Réunissant chaque année des talents émergents et confirmés, le Grand Prix Photo de Saint-Tropez se distingue par :

  • Son exigence artistique : une sélection rigoureuse où l’émotion, la maîtrise technique et la narration visuelle priment.

  • Son jury d’exception, composé de photographes de renom, de directeurs artistiques et d’experts en arts visuels.

  • Son engagement humanitaire, en partenariat avec Mécénat Chirurgie Cardiaque, permet à la photographie de dépasser le cadre artistique pour sauver des vies.



L’Art au Service d’une Noble Cause  : Un Engagement pour de Mécénat Chirurgie Cardiaque


Chaque édition du Grand Prix Photo s’inscrit dans une démarche solidaire en reversant les fonds issus des ventes aux enchères des photographies lauréates à Mécénat Chirurgie Cardiaque. Cette association française, fondée en 1996 par le Professeur Francine Leca et Patrice Roynette, permet à des enfants atteints de malformations cardiaques de pays défavorisés d’être opérés en France lorsque l’accès aux soins est impossible dans leur pays d’origine.


Grâce aux éditions précédentes du concours, plusieurs centaines de milliers d’euros ont été collectés, contribuant directement à financer des opérations vitales pour ces enfants. En 2024, par exemple, la vente aux enchères des photographies primées a permis de récolter 72 000 euros, ce qui a permis à six enfants de bénéficier d’une opération chirurgicale


Depuis sa création, le Grand Prix Photo de Saint-Tropez a sauvé 85 enfants et collecté 350 000 € au profit d'œuvres humanitaires. Ces fonds sont reversés à l'association Mécénat Chirurgie Cardiaque, qui a pris en charge plus de 5 000 enfants depuis sa création en 1996.



"Jury du Grand Prix Photo Saint-Tropez 2025 : Francis Dagnan (Studio Harcourt), Hans Silvester, Kyriakos Kaziras, Roch Lorente, Bob Swaim, Didier Bizos, Patrick Baradel, David Attal, Anne Méaux, Cyrielle Gendron, Sébastien Corlouer et Delphine Piovant.
Jury du Grand Prix Photo de Saint-Tropez 2025

Un Jury Prestigieux au Service de l’Excellence Photographique


Chaque année, le Grand Prix s’entoure de figures majeures du monde de la photographie pour composer son jury. Cette année encore, le jury rassemble des figures majeures du monde de la photographie et de l’image, choisies pour leur expertise et leur engagement artistique, parmi lesquels :

  • Francis Dagnan, Président du jury, du studio Harcourt et photographe.

  • Hans Silvester, parrain du Grand Prix Photo, photographe et militant écologiste.

  • Kyriakos Kaziras, invité d’honneur et photographe animalier franco-grec.

  • Roch Lorente, Ambassadeur du Grand Prix Photo.

  • Bob Swaim, réalisateur, scénariste et acteur américain.

------------

[Tâches à réaliser]
(a) Renvoyez le passage de l'extrait sur le Grand Prix Photo de Saint-Tropez situé entre « Un Jury Prestigieux » et « Grand Prix Photo. », ces deux bornes comprises.
(b) D'après l'extrait sur le Grand Prix Photo de Saint-Tropez, répondez brièvement :
(i) En quelle année l'association Mécénat Chirurgie Cardiaque a-t-elle été fondée ?
(ii) Quelle somme la vente aux enchères de 2024 a-t-elle permis de récolter ?
(iii) Qui est le président du jury ?
Les enregistrements constituent un matériau distinct, sans lien avec l'extrait.

------------

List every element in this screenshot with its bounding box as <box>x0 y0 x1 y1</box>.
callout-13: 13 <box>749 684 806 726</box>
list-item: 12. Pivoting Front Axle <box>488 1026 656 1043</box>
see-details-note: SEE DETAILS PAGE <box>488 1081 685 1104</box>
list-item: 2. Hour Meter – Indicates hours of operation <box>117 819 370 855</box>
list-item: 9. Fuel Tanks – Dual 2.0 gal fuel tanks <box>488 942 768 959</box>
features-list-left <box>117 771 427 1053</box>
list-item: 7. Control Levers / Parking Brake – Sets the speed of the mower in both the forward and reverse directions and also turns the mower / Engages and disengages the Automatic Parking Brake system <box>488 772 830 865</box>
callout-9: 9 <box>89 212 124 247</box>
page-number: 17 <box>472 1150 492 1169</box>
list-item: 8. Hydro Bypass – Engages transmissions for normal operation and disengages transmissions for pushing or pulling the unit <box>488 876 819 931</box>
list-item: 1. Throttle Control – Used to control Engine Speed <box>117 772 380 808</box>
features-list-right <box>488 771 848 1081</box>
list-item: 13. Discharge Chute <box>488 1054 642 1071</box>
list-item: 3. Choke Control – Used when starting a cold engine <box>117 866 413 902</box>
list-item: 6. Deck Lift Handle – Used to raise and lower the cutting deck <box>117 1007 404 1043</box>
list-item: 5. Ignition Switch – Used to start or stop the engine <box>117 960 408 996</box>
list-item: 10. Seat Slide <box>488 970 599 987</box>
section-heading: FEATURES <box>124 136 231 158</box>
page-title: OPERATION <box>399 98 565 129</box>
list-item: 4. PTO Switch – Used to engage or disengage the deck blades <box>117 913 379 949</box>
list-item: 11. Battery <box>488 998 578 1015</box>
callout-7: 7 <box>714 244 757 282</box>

------------

[Réponses attendues]
(a)
Un Jury Prestigieux au Service de l’Excellence Photographique


Chaque année, le Grand Prix s’entoure de figures majeures du monde de la photographie pour composer son jury. Cette année encore, le jury rassemble des figures majeures du monde de la photographie et de l’image, choisies pour leur expertise et leur engagement artistique, parmi lesquels :

  • Francis Dagnan, Président du jury, du studio Harcourt et photographe.

  • Hans Silvester, parrain du Grand Prix Photo, photographe et militant écologiste.

  • Kyriakos Kaziras, invité d’honneur et photographe animalier franco-grec.

  • Roch Lorente, Ambassadeur du Grand Prix Photo.

(b)
(i) En 1996.
(ii) 72 000 euros.
(iii) Francis Dagnan.